[Stored data]
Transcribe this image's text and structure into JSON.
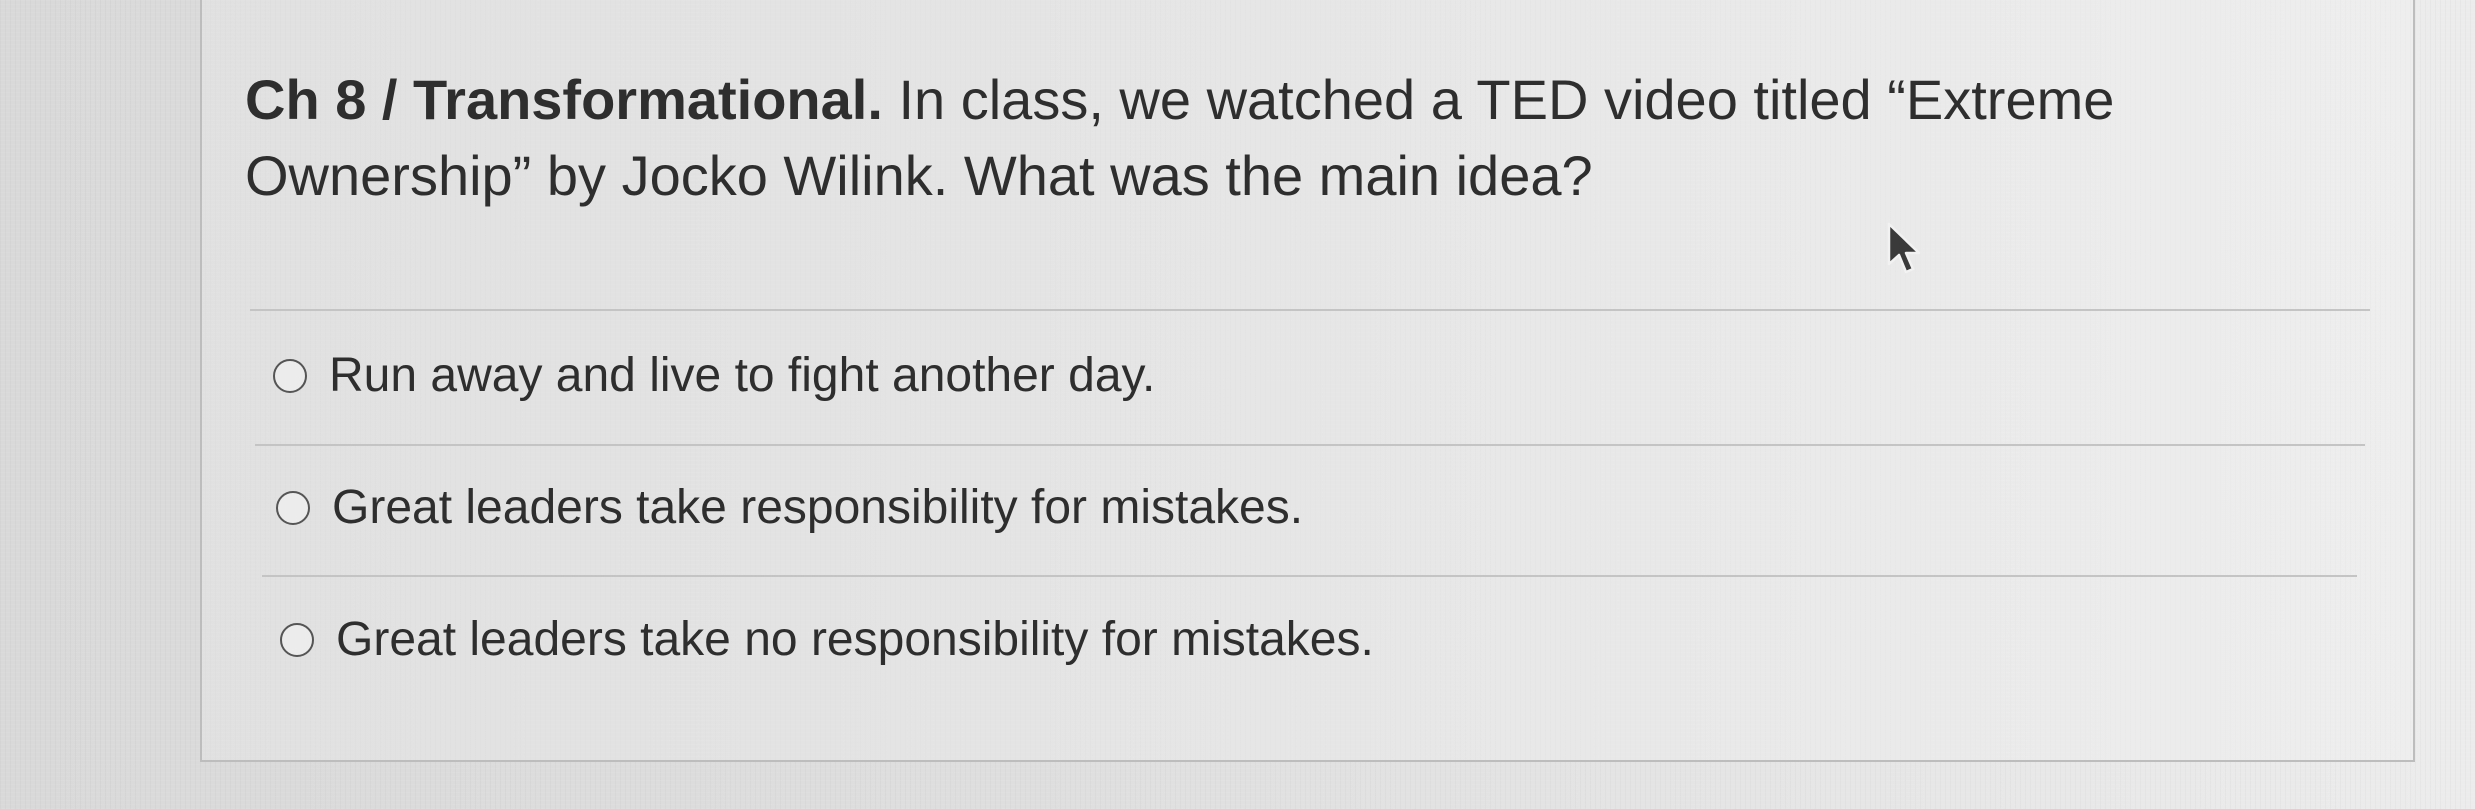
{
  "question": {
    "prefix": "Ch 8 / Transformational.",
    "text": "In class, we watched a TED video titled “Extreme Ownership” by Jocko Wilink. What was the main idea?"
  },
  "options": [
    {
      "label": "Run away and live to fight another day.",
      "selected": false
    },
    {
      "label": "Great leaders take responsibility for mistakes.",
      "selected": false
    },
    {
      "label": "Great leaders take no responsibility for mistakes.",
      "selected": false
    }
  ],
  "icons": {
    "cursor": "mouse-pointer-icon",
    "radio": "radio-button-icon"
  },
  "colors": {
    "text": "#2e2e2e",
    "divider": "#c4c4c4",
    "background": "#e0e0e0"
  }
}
* * *
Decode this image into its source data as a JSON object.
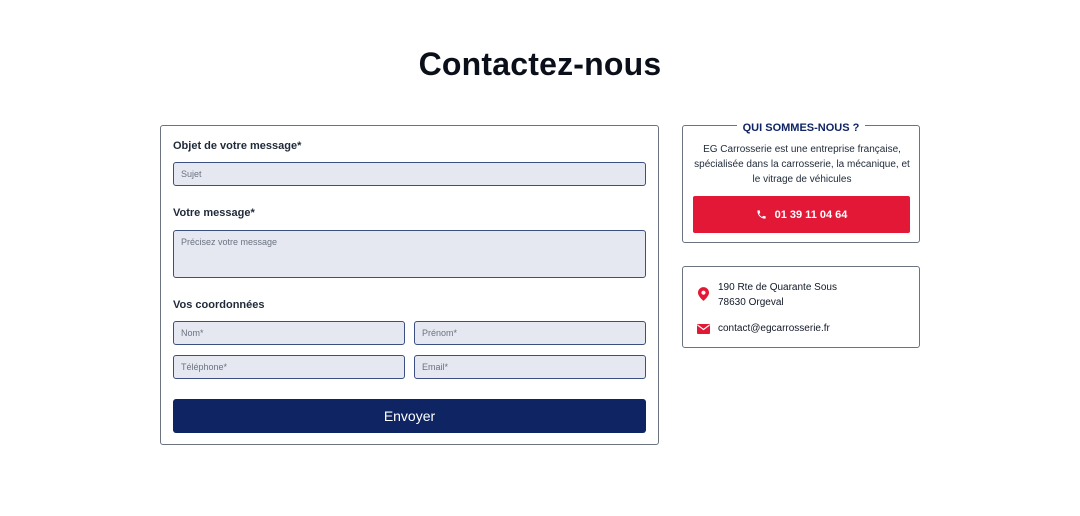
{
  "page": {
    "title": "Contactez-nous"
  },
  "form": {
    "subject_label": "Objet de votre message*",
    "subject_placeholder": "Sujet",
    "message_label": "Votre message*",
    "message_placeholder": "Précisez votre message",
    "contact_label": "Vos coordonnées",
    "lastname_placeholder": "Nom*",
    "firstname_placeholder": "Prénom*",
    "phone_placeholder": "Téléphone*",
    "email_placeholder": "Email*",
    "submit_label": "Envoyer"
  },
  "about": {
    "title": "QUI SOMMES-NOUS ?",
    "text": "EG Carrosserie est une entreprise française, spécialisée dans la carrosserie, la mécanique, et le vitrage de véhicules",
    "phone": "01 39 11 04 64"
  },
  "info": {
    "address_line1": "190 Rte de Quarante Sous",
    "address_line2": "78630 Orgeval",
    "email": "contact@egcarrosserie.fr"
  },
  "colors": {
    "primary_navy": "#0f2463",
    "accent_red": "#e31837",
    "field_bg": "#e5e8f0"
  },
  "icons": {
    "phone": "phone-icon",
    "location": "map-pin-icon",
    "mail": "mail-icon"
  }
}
* * *
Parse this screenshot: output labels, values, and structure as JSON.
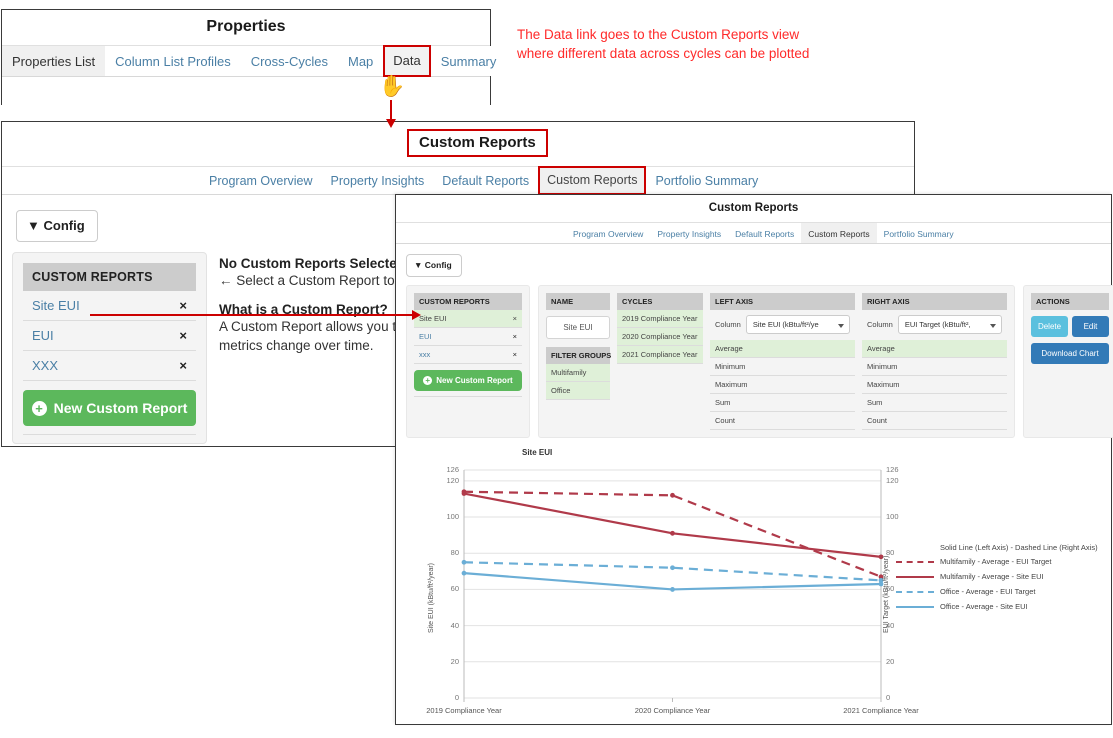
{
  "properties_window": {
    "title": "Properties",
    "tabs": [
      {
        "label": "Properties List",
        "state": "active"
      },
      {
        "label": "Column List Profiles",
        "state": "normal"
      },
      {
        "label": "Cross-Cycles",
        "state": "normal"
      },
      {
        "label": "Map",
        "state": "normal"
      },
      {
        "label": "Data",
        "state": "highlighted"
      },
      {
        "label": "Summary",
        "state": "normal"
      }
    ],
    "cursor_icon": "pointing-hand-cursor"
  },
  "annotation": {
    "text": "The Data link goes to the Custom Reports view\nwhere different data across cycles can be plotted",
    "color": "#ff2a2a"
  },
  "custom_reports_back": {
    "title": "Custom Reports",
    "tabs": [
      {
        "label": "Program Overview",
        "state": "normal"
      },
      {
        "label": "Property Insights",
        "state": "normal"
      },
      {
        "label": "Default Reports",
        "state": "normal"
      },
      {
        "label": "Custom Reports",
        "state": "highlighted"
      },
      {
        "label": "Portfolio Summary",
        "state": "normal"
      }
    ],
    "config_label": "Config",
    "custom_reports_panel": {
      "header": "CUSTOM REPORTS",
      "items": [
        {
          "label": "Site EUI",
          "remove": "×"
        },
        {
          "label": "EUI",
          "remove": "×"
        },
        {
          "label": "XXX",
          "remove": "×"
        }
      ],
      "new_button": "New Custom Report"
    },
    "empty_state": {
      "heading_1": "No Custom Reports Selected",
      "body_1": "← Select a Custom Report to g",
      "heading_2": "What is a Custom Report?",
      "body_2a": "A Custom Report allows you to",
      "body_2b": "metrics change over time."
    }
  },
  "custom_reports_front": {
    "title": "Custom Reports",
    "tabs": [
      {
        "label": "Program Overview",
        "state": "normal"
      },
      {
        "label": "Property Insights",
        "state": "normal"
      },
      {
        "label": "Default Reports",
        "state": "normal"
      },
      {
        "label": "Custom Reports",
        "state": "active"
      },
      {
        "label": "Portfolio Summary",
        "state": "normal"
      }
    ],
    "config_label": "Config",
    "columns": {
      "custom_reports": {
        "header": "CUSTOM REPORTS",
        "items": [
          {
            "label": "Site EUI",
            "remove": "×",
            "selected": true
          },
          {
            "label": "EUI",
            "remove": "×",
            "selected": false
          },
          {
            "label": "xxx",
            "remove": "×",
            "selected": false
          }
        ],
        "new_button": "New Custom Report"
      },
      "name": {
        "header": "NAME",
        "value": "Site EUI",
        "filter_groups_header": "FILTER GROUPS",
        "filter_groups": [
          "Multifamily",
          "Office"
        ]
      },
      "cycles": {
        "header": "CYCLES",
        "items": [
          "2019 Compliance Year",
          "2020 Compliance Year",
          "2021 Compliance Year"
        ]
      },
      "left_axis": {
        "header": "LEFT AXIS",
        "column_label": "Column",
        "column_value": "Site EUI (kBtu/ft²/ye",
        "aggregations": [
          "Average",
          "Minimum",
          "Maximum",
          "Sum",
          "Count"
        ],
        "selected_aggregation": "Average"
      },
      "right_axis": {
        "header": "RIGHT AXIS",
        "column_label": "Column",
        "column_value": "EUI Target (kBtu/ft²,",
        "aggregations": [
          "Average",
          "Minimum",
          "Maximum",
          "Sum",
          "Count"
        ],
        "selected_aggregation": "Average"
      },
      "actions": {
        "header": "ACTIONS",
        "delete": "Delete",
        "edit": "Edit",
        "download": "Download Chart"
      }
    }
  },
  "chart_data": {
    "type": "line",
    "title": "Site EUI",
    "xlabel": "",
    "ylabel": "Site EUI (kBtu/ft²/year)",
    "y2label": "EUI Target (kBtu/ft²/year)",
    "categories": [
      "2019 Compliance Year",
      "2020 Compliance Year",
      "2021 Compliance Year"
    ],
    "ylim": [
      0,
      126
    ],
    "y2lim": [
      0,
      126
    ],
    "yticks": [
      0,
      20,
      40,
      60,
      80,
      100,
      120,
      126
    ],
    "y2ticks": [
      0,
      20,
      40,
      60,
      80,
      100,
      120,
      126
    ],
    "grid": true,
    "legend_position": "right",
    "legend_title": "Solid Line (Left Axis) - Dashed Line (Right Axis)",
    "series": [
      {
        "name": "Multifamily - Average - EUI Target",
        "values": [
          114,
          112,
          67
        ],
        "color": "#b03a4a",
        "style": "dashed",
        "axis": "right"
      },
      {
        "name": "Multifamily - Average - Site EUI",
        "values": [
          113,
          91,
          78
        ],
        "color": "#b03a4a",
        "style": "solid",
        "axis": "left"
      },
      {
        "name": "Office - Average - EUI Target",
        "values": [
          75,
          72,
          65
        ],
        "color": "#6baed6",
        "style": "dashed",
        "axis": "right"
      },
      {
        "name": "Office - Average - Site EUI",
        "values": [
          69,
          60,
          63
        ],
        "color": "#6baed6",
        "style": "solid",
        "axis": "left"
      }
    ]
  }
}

Exercise>
Write out every line of the listing that holds the word "responsibility".

Final result>
      "label": "Great leaders take responsibility for mistakes.",
      "label": "Great leaders take no responsibility for mistakes.",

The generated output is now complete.